[INSTRUCTIONS TO FOLLOW] Give back the whole listing exactly as shown.

(Saved data entries)
────

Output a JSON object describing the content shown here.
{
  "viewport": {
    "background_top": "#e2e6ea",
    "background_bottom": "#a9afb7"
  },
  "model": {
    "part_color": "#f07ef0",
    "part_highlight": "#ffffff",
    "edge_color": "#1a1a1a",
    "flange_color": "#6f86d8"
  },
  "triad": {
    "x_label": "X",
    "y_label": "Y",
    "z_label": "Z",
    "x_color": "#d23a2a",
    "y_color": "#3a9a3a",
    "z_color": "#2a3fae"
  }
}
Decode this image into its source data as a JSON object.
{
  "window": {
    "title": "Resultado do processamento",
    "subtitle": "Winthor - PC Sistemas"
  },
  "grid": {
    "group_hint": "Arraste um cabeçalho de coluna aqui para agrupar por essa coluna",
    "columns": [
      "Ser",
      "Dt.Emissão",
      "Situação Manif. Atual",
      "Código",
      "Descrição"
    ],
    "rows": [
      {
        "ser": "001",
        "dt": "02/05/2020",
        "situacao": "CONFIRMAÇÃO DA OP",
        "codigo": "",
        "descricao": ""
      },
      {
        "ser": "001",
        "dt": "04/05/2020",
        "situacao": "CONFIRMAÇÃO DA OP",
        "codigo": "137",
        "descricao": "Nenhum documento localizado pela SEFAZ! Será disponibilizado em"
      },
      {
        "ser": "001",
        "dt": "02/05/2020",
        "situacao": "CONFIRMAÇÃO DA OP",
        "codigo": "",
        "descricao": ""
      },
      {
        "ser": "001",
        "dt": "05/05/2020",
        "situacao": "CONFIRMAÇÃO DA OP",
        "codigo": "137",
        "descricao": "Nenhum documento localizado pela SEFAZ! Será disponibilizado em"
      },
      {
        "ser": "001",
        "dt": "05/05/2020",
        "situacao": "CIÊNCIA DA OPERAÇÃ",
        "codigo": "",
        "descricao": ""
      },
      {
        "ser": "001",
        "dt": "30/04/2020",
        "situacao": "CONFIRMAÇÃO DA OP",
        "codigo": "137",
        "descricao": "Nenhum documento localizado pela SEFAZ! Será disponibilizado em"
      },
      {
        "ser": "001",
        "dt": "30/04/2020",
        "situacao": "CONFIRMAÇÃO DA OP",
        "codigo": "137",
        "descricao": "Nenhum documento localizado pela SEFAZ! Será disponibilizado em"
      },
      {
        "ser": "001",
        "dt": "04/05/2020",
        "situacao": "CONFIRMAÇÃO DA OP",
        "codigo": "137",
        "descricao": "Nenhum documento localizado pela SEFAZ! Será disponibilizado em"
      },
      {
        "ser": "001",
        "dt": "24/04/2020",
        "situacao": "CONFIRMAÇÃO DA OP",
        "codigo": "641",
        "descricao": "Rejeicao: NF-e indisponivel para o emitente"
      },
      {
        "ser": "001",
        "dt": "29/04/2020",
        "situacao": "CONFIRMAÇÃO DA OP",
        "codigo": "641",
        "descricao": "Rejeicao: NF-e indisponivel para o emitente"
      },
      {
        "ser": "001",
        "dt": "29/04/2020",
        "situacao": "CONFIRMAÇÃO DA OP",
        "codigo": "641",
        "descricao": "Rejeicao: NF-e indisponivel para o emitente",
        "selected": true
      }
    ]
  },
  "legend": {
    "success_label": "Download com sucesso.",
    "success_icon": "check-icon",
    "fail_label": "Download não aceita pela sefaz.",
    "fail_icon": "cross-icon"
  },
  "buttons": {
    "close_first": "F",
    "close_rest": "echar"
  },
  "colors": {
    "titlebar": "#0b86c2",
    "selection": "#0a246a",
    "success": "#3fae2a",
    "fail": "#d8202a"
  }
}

────

[COMPLETED EXERCISE]
Output a JSON object describing the content shown here.
{
  "viewport": {
    "background_top": "#e2e6ea",
    "background_bottom": "#a9afb7"
  },
  "model": {
    "part_color": "#f07ef0",
    "part_highlight": "#ffffff",
    "edge_color": "#1a1a1a",
    "flange_color": "#6f86d8"
  },
  "triad": {
    "x_label": "X",
    "y_label": "Y",
    "z_label": "Z",
    "x_color": "#d23a2a",
    "y_color": "#3a9a3a",
    "z_color": "#2a3fae"
  }
}
Decode this image into its source data as a JSON object.
{
  "window": {
    "title": "Resultado do processamento",
    "subtitle": "Winthor - PC Sistemas"
  },
  "grid": {
    "group_hint": "Arraste um cabeçalho de coluna aqui para agrupar por essa coluna",
    "columns": [
      "Ser",
      "Dt.Emissão",
      "Situação Manif. Atual",
      "Código",
      "Descrição"
    ],
    "rows": [
      {
        "ser": "001",
        "dt": "02/05/2020",
        "situacao": "CONFIRMAÇÃO DA OP",
        "codigo": "",
        "descricao": ""
      },
      {
        "ser": "001",
        "dt": "04/05/2020",
        "situacao": "CONFIRMAÇÃO DA OP",
        "codigo": "137",
        "descricao": "Nenhum documento localizado pela SEFAZ! Será disponibilizado em"
      },
      {
        "ser": "001",
        "dt": "02/05/2020",
        "situacao": "CONFIRMAÇÃO DA OP",
        "codigo": "",
        "descricao": ""
      },
      {
        "ser": "001",
        "dt": "05/05/2020",
        "situacao": "CONFIRMAÇÃO DA OP",
        "codigo": "137",
        "descricao": "Nenhum documento localizado pela SEFAZ! Será disponibilizado em"
      },
      {
        "ser": "001",
        "dt": "05/05/2020",
        "situacao": "CIÊNCIA DA OPERAÇÃ",
        "codigo": "",
        "descricao": ""
      },
      {
        "ser": "001",
        "dt": "30/04/2020",
        "situacao": "CONFIRMAÇÃO DA OP",
        "codigo": "137",
        "descricao": "Nenhum documento localizado pela SEFAZ! Será disponibilizado em"
      },
      {
        "ser": "001",
        "dt": "30/04/2020",
        "situacao": "CONFIRMAÇÃO DA OP",
        "codigo": "137",
        "descricao": "Nenhum documento localizado pela SEFAZ! Será disponibilizado em"
      },
      {
        "ser": "001",
        "dt": "04/05/2020",
        "situacao": "CONFIRMAÇÃO DA OP",
        "codigo": "137",
        "descricao": "Nenhum documento localizado pela SEFAZ! Será disponibilizado em"
      },
      {
        "ser": "001",
        "dt": "24/04/2020",
        "situacao": "CONFIRMAÇÃO DA OP",
        "codigo": "641",
        "descricao": "Rejeicao: NF-e indisponivel para o emitente"
      },
      {
        "ser": "001",
        "dt": "29/04/2020",
        "situacao": "CONFIRMAÇÃO DA OP",
        "codigo": "641",
        "descricao": "Rejeicao: NF-e indisponivel para o emitente"
      },
      {
        "ser": "001",
        "dt": "29/04/2020",
        "situacao": "CONFIRMAÇÃO DA OP",
        "codigo": "641",
        "descricao": "Rejeicao: NF-e indisponivel para o emitente",
        "selected": true
      }
    ]
  },
  "legend": {
    "success_label": "Download com sucesso.",
    "success_icon": "check-icon",
    "fail_label": "Download não aceita pela sefaz.",
    "fail_icon": "cross-icon"
  },
  "buttons": {
    "close_first": "F",
    "close_rest": "echar"
  },
  "colors": {
    "titlebar": "#0b86c2",
    "selection": "#0a246a",
    "success": "#3fae2a",
    "fail": "#d8202a"
  }
}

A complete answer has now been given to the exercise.